··· MATERIAL PROVIDED ···

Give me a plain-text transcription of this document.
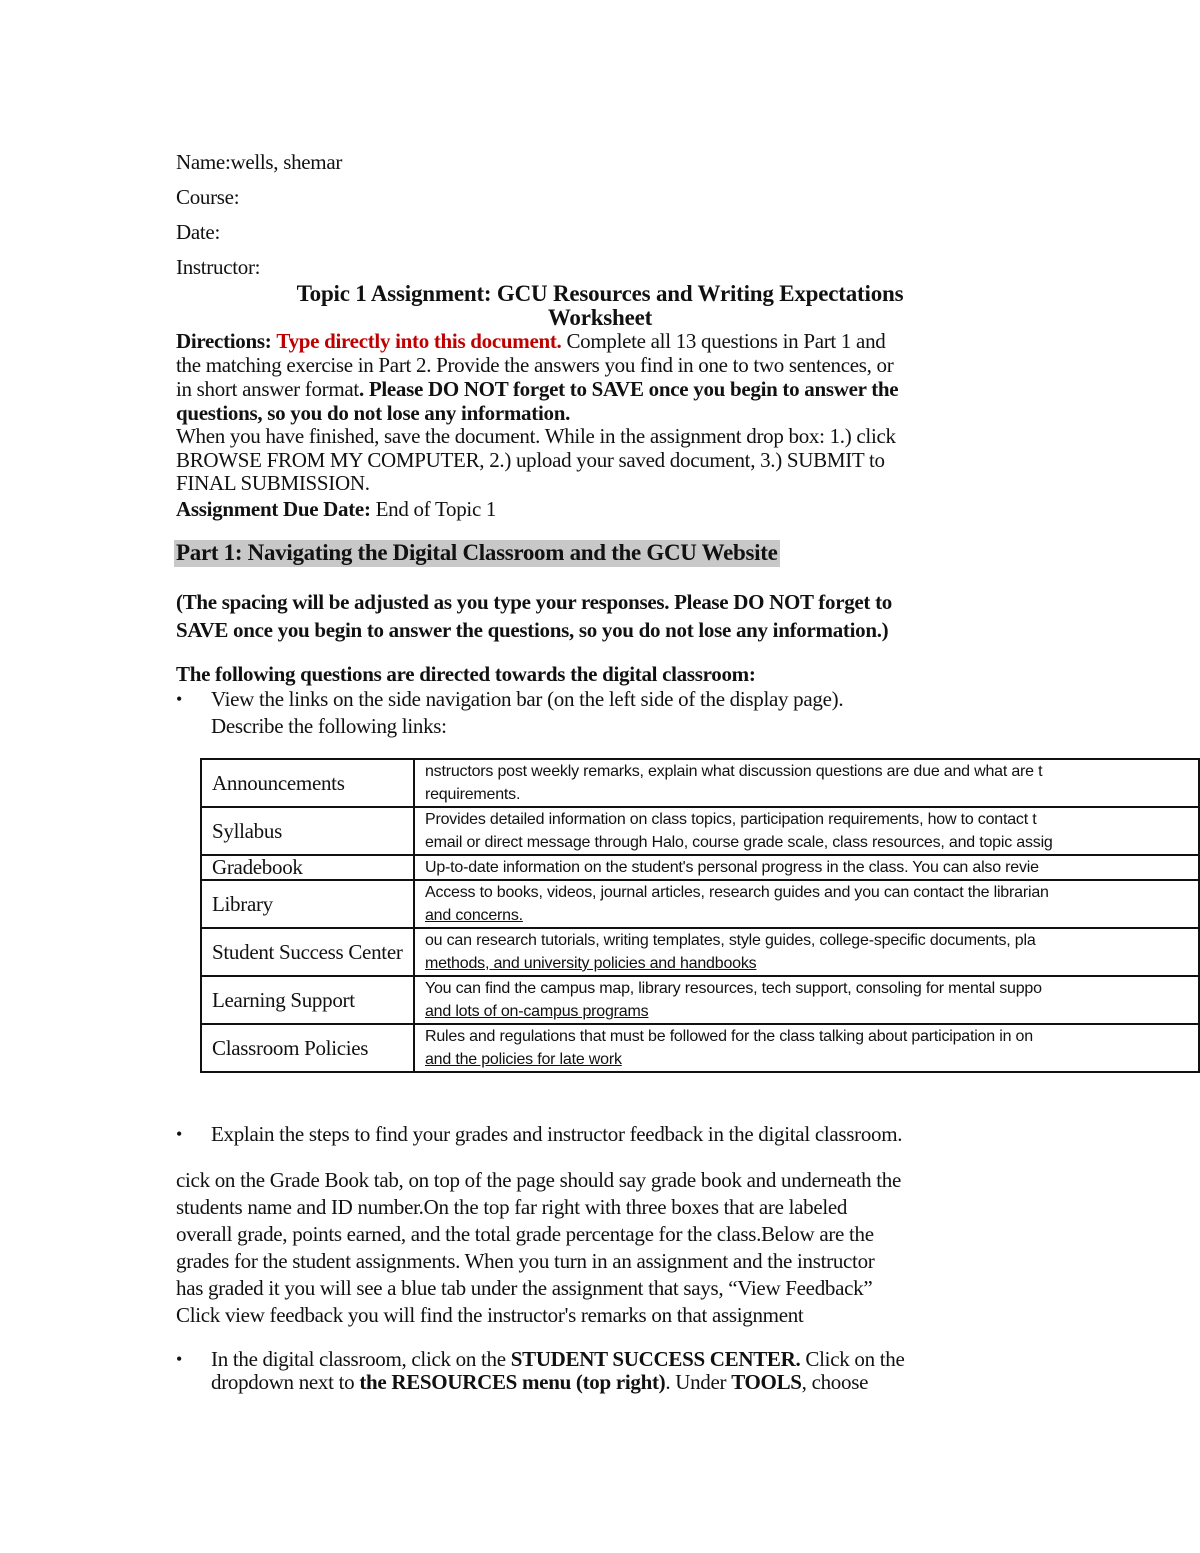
Name:wells, shemar
Course:
Date:
Instructor:
Topic 1 Assignment: GCU Resources and Writing Expectations
Worksheet
Directions: Type directly into this document. Complete all 13 questions in Part 1 and
the matching exercise in Part 2. Provide the answers you find in one to two sentences, or
in short answer format. Please DO NOT forget to SAVE once you begin to answer the
questions, so you do not lose any information.
When you have finished, save the document. While in the assignment drop box: 1.) click
BROWSE FROM MY COMPUTER, 2.) upload your saved document, 3.) SUBMIT to
FINAL SUBMISSION.
Assignment Due Date: End of Topic 1
Part 1: Navigating the Digital Classroom and the GCU Website
(The spacing will be adjusted as you type your responses. Please DO NOT forget to
SAVE once you begin to answer the questions, so you do not lose any information.)
The following questions are directed towards the digital classroom:
• View the links on the side navigation bar (on the left side of the display page).
Describe the following links:
Announcements	nstructors post weekly remarks, explain what discussion questions are due and what are t
requirements.

Syllabus	Provides detailed information on class topics, participation requirements, how to contact t
email or direct message through Halo, course grade scale, class resources, and topic assig

Gradebook	Up-to-date information on the student's personal progress in the class. You can also revie

Library	Access to books, videos, journal articles, research guides and you can contact the librarian
and concerns.

Student Success Center	ou can research tutorials, writing templates, style guides, college-specific documents, pla
methods, and university policies and handbooks

Learning Support	You can find the campus map, library resources, tech support, consoling for mental suppo
and lots of on-campus programs

Classroom Policies	Rules and regulations that must be followed for the class talking about participation in on
and the policies for late work
• Explain the steps to find your grades and instructor feedback in the digital classroom.
cick on the Grade Book tab, on top of the page should say grade book and underneath the
students name and ID number.On the top far right with three boxes that are labeled
overall grade, points earned, and the total grade percentage for the class.Below are the
grades for the student assignments. When you turn in an assignment and the instructor
has graded it you will see a blue tab under the assignment that says, “View Feedback”
Click view feedback you will find the instructor's remarks on that assignment
• In the digital classroom, click on the STUDENT SUCCESS CENTER. Click on the
dropdown next to the RESOURCES menu (top right). Under TOOLS, choose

···

▶ **AIM**:
Print every entry exactly as written, without the pictures.

▶ **OUTPUT OF THE EXERCISE**:
Give me a plain-text transcription of this document.
Name:wells, shemar
Course:
Date:
Instructor:
Topic 1 Assignment: GCU Resources and Writing Expectations
Worksheet
Directions: Type directly into this document. Complete all 13 questions in Part 1 and
the matching exercise in Part 2. Provide the answers you find in one to two sentences, or
in short answer format. Please DO NOT forget to SAVE once you begin to answer the
questions, so you do not lose any information.
When you have finished, save the document. While in the assignment drop box: 1.) click
BROWSE FROM MY COMPUTER, 2.) upload your saved document, 3.) SUBMIT to
FINAL SUBMISSION.
Assignment Due Date: End of Topic 1
Part 1: Navigating the Digital Classroom and the GCU Website
(The spacing will be adjusted as you type your responses. Please DO NOT forget to
SAVE once you begin to answer the questions, so you do not lose any information.)
The following questions are directed towards the digital classroom:
• View the links on the side navigation bar (on the left side of the display page).
Describe the following links:
Announcements	nstructors post weekly remarks, explain what discussion questions are due and what are t
requirements.

Syllabus	Provides detailed information on class topics, participation requirements, how to contact t
email or direct message through Halo, course grade scale, class resources, and topic assig

Gradebook	Up-to-date information on the student's personal progress in the class. You can also revie

Library	Access to books, videos, journal articles, research guides and you can contact the librarian
and concerns.

Student Success Center	ou can research tutorials, writing templates, style guides, college-specific documents, pla
methods, and university policies and handbooks

Learning Support	You can find the campus map, library resources, tech support, consoling for mental suppo
and lots of on-campus programs

Classroom Policies	Rules and regulations that must be followed for the class talking about participation in on
and the policies for late work
• Explain the steps to find your grades and instructor feedback in the digital classroom.
cick on the Grade Book tab, on top of the page should say grade book and underneath the
students name and ID number.On the top far right with three boxes that are labeled
overall grade, points earned, and the total grade percentage for the class.Below are the
grades for the student assignments. When you turn in an assignment and the instructor
has graded it you will see a blue tab under the assignment that says, “View Feedback”
Click view feedback you will find the instructor's remarks on that assignment
• In the digital classroom, click on the STUDENT SUCCESS CENTER. Click on the
dropdown next to the RESOURCES menu (top right). Under TOOLS, choose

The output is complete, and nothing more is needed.